Directions → Go through the entries below and collect each line with the string "Expertise" in it.
───── Material provided ─────
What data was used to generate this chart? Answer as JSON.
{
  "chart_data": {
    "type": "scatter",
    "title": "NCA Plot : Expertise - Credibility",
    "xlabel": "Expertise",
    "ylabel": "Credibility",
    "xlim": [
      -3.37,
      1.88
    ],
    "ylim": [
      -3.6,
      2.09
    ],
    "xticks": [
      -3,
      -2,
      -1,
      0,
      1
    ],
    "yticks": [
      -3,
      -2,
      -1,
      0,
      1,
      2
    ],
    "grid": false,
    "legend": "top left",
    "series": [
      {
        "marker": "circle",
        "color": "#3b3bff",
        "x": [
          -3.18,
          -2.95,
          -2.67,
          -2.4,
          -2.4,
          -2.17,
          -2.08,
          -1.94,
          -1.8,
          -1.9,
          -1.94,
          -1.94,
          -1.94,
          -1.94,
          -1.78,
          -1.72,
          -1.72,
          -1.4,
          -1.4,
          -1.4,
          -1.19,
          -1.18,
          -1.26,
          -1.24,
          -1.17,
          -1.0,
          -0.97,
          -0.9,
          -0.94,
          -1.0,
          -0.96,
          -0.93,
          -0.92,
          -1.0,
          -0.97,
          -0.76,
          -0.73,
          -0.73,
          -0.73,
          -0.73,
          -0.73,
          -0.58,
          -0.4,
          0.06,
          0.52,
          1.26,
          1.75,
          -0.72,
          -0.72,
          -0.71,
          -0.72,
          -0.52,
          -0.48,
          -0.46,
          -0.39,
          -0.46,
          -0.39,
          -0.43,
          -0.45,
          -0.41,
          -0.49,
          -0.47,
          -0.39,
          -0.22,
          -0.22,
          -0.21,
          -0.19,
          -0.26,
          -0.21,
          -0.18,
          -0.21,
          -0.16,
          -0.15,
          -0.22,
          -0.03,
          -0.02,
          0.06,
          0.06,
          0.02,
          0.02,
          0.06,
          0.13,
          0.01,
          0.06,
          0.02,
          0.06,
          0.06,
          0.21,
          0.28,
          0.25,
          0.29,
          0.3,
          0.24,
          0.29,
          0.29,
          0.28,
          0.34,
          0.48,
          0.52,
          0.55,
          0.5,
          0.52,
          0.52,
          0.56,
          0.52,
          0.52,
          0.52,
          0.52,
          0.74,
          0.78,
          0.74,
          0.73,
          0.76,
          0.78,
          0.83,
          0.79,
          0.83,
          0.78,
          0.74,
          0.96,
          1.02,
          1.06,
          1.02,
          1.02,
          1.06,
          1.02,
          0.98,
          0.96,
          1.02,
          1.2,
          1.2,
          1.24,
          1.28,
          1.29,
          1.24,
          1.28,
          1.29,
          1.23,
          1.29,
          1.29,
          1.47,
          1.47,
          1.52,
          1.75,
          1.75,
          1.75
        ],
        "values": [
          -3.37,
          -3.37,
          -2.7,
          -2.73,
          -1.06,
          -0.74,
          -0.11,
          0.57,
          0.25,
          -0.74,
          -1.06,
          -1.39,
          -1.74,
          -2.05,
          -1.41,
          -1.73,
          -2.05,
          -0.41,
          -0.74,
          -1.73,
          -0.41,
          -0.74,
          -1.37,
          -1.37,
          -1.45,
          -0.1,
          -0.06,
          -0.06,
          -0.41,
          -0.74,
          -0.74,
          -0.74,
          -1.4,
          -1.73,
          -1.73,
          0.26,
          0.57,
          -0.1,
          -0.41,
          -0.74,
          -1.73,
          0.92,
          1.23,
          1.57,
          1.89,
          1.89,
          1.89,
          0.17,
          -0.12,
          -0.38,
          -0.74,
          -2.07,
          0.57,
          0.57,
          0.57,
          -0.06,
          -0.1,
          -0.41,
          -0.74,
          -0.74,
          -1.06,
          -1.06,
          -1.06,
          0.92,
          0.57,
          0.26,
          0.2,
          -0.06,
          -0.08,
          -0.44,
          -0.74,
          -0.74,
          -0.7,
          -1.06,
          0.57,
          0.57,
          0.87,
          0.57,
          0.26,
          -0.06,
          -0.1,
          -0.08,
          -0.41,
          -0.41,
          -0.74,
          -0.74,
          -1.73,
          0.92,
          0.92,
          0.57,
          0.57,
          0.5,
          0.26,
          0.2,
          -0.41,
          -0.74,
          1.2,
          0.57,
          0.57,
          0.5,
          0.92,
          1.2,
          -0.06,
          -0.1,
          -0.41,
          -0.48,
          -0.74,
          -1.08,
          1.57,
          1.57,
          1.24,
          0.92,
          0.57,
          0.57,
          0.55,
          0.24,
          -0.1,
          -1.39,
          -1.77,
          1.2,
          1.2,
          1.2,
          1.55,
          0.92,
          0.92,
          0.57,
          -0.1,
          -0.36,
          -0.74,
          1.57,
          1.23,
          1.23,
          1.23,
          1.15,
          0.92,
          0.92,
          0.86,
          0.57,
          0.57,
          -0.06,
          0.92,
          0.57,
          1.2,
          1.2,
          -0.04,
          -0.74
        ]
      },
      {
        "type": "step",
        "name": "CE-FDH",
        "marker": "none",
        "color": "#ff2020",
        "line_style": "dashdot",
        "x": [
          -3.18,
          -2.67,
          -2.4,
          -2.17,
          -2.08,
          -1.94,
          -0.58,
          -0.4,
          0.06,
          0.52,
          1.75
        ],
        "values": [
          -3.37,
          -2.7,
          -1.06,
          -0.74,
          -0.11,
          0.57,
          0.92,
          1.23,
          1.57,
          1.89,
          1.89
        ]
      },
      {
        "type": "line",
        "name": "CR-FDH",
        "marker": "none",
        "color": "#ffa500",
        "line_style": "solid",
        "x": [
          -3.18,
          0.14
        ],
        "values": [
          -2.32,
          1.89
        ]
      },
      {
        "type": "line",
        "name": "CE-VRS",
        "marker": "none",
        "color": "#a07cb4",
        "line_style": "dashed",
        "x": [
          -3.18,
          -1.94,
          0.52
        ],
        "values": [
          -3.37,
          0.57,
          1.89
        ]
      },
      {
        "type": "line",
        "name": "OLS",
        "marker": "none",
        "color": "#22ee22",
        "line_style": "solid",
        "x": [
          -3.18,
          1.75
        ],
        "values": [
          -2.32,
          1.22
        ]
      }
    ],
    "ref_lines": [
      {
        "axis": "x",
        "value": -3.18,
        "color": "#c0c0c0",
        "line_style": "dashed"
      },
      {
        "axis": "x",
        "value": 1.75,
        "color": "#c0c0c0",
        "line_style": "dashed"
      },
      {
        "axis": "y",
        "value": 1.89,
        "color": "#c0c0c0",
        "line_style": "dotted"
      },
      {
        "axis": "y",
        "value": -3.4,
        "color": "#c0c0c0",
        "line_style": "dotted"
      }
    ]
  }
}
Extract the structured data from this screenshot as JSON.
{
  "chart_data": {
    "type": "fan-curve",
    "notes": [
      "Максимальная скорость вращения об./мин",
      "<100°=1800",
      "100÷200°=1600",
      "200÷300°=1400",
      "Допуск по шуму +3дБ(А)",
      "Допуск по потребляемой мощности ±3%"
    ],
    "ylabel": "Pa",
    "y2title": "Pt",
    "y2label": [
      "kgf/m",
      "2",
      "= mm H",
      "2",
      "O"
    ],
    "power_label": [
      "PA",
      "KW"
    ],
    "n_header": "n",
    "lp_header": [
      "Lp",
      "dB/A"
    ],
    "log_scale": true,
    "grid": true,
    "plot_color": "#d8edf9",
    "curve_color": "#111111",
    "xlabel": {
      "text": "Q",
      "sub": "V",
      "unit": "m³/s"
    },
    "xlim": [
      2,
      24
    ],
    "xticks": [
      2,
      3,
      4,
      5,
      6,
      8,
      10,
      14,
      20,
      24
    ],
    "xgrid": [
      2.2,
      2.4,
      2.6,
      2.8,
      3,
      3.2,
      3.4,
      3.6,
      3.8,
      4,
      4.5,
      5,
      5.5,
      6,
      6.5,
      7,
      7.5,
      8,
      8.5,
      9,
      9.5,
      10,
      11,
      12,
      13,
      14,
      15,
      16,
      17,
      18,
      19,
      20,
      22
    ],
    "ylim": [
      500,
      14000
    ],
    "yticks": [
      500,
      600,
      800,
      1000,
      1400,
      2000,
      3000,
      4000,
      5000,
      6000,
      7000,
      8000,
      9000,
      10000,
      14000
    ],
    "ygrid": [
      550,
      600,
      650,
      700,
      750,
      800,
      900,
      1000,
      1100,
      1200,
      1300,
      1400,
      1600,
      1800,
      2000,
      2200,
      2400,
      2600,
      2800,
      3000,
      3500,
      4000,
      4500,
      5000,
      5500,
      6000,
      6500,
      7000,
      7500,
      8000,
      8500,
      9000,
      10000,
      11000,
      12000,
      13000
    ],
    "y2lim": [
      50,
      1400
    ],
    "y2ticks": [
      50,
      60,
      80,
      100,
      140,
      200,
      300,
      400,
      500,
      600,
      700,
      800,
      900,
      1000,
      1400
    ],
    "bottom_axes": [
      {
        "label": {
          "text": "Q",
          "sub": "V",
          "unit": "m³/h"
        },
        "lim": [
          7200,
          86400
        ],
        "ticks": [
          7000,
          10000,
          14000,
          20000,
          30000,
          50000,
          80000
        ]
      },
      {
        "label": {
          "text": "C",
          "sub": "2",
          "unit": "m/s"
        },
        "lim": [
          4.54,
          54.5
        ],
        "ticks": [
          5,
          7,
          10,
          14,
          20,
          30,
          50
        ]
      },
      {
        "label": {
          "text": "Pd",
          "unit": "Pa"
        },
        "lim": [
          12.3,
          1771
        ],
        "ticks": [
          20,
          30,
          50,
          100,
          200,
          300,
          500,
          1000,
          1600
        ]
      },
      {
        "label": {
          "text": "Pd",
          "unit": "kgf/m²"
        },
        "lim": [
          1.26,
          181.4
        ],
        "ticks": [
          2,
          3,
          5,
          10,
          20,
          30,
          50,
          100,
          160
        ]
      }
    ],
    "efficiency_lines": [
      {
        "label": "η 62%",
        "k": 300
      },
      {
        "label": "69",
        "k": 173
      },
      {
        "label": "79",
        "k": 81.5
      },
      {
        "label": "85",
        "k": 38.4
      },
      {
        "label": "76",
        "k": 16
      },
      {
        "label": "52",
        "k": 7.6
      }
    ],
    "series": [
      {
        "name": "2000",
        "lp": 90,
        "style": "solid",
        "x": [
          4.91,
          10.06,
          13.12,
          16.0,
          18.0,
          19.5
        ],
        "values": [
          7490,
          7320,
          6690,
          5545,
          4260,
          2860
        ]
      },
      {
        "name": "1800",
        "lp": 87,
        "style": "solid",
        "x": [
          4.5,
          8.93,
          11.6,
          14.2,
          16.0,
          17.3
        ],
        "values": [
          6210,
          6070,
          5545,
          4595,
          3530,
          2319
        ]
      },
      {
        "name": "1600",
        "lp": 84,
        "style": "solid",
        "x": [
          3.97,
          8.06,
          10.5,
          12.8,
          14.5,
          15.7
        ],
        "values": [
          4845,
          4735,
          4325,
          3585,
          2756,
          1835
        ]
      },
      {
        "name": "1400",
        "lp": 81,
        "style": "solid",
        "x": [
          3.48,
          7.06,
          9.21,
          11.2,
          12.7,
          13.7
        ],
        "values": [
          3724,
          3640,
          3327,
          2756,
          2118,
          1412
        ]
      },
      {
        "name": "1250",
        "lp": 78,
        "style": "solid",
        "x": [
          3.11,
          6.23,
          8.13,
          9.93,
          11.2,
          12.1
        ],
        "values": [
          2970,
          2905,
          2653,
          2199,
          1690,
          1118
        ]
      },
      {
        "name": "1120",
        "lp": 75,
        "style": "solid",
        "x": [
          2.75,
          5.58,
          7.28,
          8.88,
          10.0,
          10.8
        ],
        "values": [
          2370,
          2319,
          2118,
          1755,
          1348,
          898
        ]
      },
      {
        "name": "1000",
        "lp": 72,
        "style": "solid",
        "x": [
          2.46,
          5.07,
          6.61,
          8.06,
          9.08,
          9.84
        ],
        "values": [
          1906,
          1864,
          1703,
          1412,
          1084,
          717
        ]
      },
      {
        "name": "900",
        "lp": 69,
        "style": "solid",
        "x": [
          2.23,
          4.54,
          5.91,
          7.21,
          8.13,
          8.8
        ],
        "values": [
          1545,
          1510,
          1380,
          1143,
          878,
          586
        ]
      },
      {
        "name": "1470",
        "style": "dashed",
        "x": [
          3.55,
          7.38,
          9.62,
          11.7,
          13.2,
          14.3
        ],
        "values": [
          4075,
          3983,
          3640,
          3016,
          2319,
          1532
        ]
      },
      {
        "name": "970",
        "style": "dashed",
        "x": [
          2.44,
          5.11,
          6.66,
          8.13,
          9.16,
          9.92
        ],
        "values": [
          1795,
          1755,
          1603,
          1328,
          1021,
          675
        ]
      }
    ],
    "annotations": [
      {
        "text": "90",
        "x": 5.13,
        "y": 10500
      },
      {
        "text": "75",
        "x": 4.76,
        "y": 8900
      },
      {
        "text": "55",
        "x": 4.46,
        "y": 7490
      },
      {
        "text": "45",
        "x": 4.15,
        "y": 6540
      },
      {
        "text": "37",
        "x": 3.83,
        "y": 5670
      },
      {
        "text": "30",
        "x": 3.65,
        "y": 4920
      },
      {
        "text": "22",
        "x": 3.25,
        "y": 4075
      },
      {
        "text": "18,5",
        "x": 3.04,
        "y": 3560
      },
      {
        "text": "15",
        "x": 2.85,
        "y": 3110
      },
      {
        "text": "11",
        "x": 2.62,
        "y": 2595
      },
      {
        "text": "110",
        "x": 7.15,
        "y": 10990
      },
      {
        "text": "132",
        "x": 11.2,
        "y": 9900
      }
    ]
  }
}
─────
Final result →
    "title": "NCA Plot : Expertise - Credibility",
    "xlabel": "Expertise",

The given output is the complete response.